Exercise objective.
Determine which lines of the records include the word "吉喜大妈", and copy them.

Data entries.
━━━━━━━━━━━━━━━━
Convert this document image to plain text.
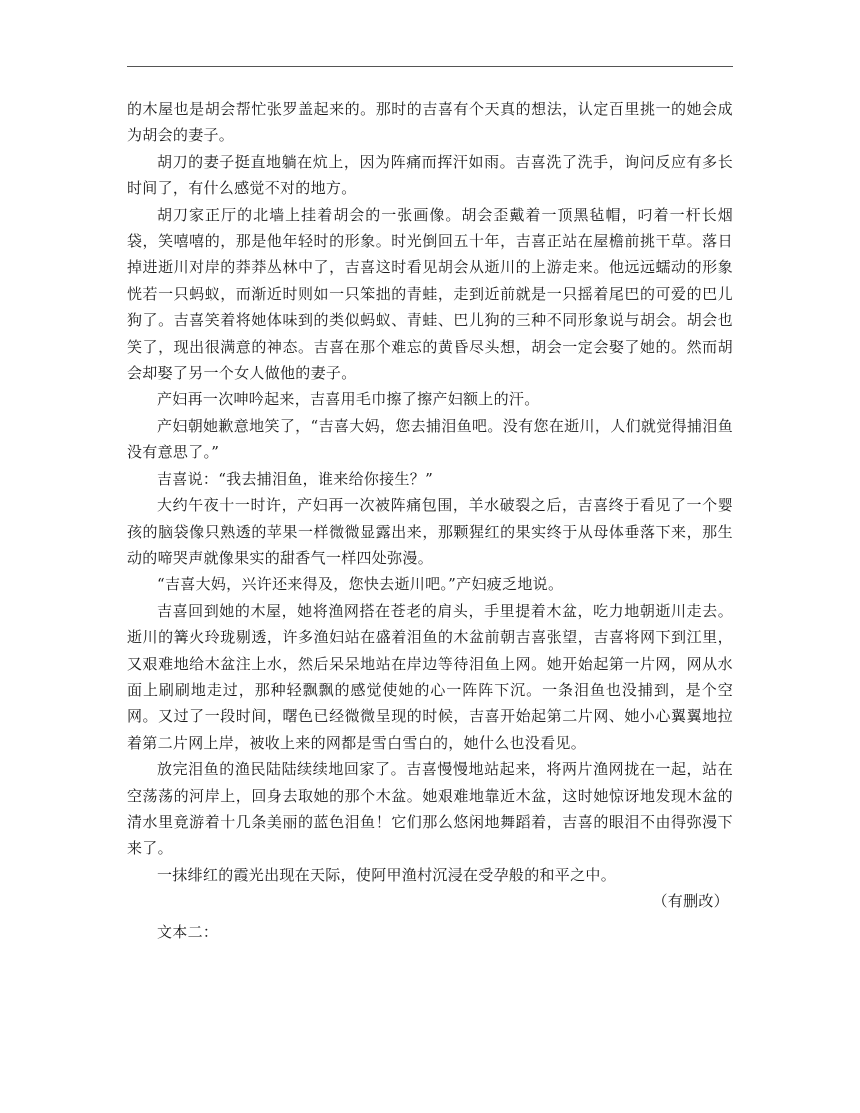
的木屋也是胡会帮忙张罗盖起来的。那时的吉喜有个天真的想法，认定百里挑一的她会成为胡会的妻子。

胡刀的妻子挺直地躺在炕上，因为阵痛而挥汗如雨。吉喜洗了洗手，询问反应有多长时间了，有什么感觉不对的地方。

胡刀家正厅的北墙上挂着胡会的一张画像。胡会歪戴着一顶黑毡帽，叼着一杆长烟袋，笑嘻嘻的，那是他年轻时的形象。时光倒回五十年，吉喜正站在屋檐前挑干草。落日掉进逝川对岸的莽莽丛林中了，吉喜这时看见胡会从逝川的上游走来。他远远蠕动的形象恍若一只蚂蚁，而渐近时则如一只笨拙的青蛙，走到近前就是一只摇着尾巴的可爱的巴儿狗了。吉喜笑着将她体味到的类似蚂蚁、青蛙、巴儿狗的三种不同形象说与胡会。胡会也笑了，现出很满意的神态。吉喜在那个难忘的黄昏尽头想，胡会一定会娶了她的。然而胡会却娶了另一个女人做他的妻子。

产妇再一次呻吟起来，吉喜用毛巾擦了擦产妇额上的汗。

产妇朝她歉意地笑了，“吉喜大妈，您去捕泪鱼吧。没有您在逝川，人们就觉得捕泪鱼没有意思了。”

吉喜说：“我去捕泪鱼，谁来给你接生？”

大约午夜十一时许，产妇再一次被阵痛包围，羊水破裂之后，吉喜终于看见了一个婴孩的脑袋像只熟透的苹果一样微微显露出来，那颗猩红的果实终于从母体垂落下来，那生动的啼哭声就像果实的甜香气一样四处弥漫。

“吉喜大妈，兴许还来得及，您快去逝川吧。”产妇疲乏地说。

吉喜回到她的木屋，她将渔网搭在苍老的肩头，手里提着木盆，吃力地朝逝川走去。逝川的篝火玲珑剔透，许多渔妇站在盛着泪鱼的木盆前朝吉喜张望，吉喜将网下到江里，又艰难地给木盆注上水，然后呆呆地站在岸边等待泪鱼上网。她开始起第一片网，网从水面上刷刷地走过，那种轻飘飘的感觉使她的心一阵阵下沉。一条泪鱼也没捕到，是个空网。又过了一段时间，曙色已经微微呈现的时候，吉喜开始起第二片网、她小心翼翼地拉着第二片网上岸，被收上来的网都是雪白雪白的，她什么也没看见。

放完泪鱼的渔民陆陆续续地回家了。吉喜慢慢地站起来，将两片渔网拢在一起，站在空荡荡的河岸上，回身去取她的那个木盆。她艰难地靠近木盆，这时她惊讶地发现木盆的清水里竟游着十几条美丽的蓝色泪鱼！它们那么悠闲地舞蹈着，吉喜的眼泪不由得弥漫下来了。

一抹绯红的霞光出现在天际，使阿甲渔村沉浸在受孕般的和平之中。

（有删改）

文本二：
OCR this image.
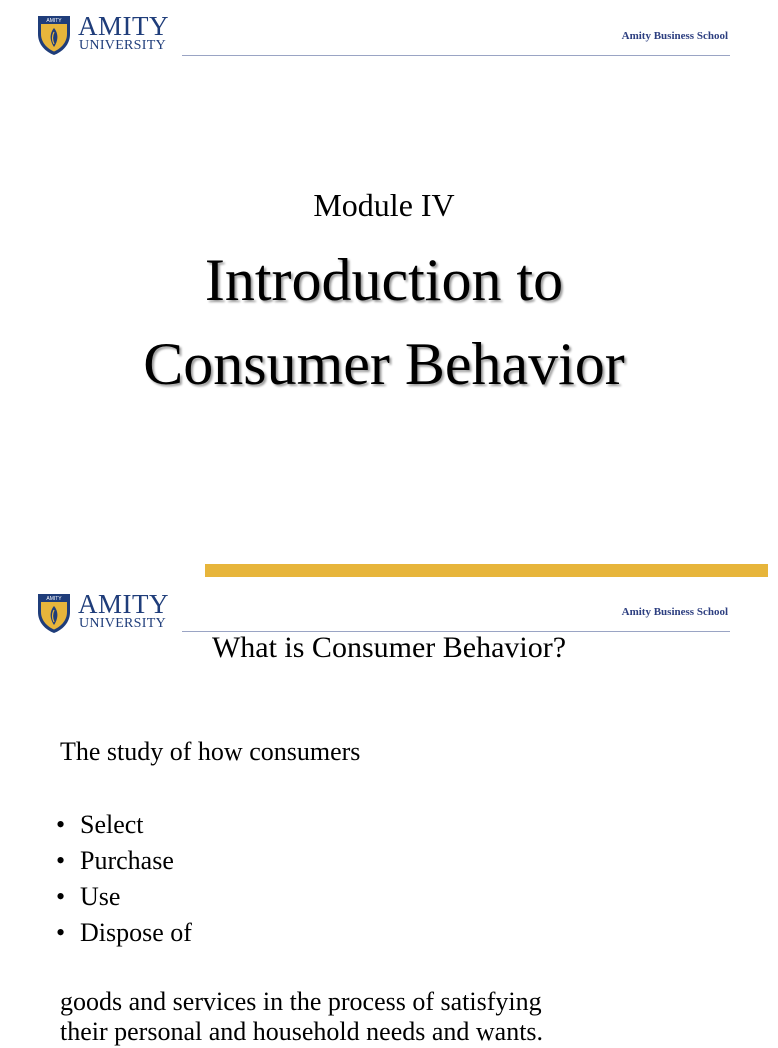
AMITY AMITY
UNIVERSITY
Amity Business School
Module IV
Introduction to
Consumer Behavior
AMITY AMITY
UNIVERSITY
Amity Business School
What is Consumer Behavior?
The study of how consumers
• Select
• Purchase
• Use
• Dispose of
goods and services in the process of satisfying
their personal and household needs and wants.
━━━━━━━━━━━━━━━━
Response.
产妇朝她歉意地笑了，“吉喜大妈，您去捕泪鱼吧。没有您在逝川，人们就觉得捕泪鱼没有意思了。”
“吉喜大妈，兴许还来得及，您快去逝川吧。”产妇疲乏地说。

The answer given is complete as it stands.